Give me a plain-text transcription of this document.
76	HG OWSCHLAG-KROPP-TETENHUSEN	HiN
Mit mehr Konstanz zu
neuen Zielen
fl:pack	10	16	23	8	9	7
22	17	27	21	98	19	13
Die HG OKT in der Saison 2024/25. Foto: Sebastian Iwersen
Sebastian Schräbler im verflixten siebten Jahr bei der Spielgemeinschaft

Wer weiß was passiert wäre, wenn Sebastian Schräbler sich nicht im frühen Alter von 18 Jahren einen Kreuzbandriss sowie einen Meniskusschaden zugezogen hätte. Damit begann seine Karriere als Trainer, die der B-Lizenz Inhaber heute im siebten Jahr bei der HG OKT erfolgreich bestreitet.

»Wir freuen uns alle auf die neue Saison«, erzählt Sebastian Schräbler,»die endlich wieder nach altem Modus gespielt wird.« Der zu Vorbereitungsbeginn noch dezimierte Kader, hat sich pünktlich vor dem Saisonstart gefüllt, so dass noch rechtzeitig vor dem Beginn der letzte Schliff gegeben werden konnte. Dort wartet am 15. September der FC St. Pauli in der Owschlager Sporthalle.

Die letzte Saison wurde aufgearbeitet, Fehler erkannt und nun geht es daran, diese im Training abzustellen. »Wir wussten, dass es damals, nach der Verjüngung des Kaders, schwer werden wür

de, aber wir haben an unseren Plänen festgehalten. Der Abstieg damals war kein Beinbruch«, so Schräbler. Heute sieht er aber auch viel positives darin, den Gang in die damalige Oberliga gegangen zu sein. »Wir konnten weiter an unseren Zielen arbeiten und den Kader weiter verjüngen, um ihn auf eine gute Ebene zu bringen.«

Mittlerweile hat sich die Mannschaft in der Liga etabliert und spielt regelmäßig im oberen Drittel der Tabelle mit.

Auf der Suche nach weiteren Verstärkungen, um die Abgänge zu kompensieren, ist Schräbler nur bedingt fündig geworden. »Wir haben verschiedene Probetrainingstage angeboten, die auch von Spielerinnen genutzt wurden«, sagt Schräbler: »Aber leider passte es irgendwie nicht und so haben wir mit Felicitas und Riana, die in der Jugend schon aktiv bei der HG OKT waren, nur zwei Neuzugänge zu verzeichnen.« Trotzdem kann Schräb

· · · · · · ·

- Exercise task:
Repeat the lines above exactly.

- Solution to the exercise:
Give me a plain-text transcription of this document.
76	HG OWSCHLAG-KROPP-TETENHUSEN	HiN
Mit mehr Konstanz zu
neuen Zielen
fl:pack	10	16	23	8	9	7
22	17	27	21	98	19	13
Die HG OKT in der Saison 2024/25. Foto: Sebastian Iwersen
Sebastian Schräbler im verflixten siebten Jahr bei der Spielgemeinschaft

Wer weiß was passiert wäre, wenn Sebastian Schräbler sich nicht im frühen Alter von 18 Jahren einen Kreuzbandriss sowie einen Meniskusschaden zugezogen hätte. Damit begann seine Karriere als Trainer, die der B-Lizenz Inhaber heute im siebten Jahr bei der HG OKT erfolgreich bestreitet.

»Wir freuen uns alle auf die neue Saison«, erzählt Sebastian Schräbler,»die endlich wieder nach altem Modus gespielt wird.« Der zu Vorbereitungsbeginn noch dezimierte Kader, hat sich pünktlich vor dem Saisonstart gefüllt, so dass noch rechtzeitig vor dem Beginn der letzte Schliff gegeben werden konnte. Dort wartet am 15. September der FC St. Pauli in der Owschlager Sporthalle.

Die letzte Saison wurde aufgearbeitet, Fehler erkannt und nun geht es daran, diese im Training abzustellen. »Wir wussten, dass es damals, nach der Verjüngung des Kaders, schwer werden wür

de, aber wir haben an unseren Plänen festgehalten. Der Abstieg damals war kein Beinbruch«, so Schräbler. Heute sieht er aber auch viel positives darin, den Gang in die damalige Oberliga gegangen zu sein. »Wir konnten weiter an unseren Zielen arbeiten und den Kader weiter verjüngen, um ihn auf eine gute Ebene zu bringen.«

Mittlerweile hat sich die Mannschaft in der Liga etabliert und spielt regelmäßig im oberen Drittel der Tabelle mit.

Auf der Suche nach weiteren Verstärkungen, um die Abgänge zu kompensieren, ist Schräbler nur bedingt fündig geworden. »Wir haben verschiedene Probetrainingstage angeboten, die auch von Spielerinnen genutzt wurden«, sagt Schräbler: »Aber leider passte es irgendwie nicht und so haben wir mit Felicitas und Riana, die in der Jugend schon aktiv bei der HG OKT waren, nur zwei Neuzugänge zu verzeichnen.« Trotzdem kann Schräb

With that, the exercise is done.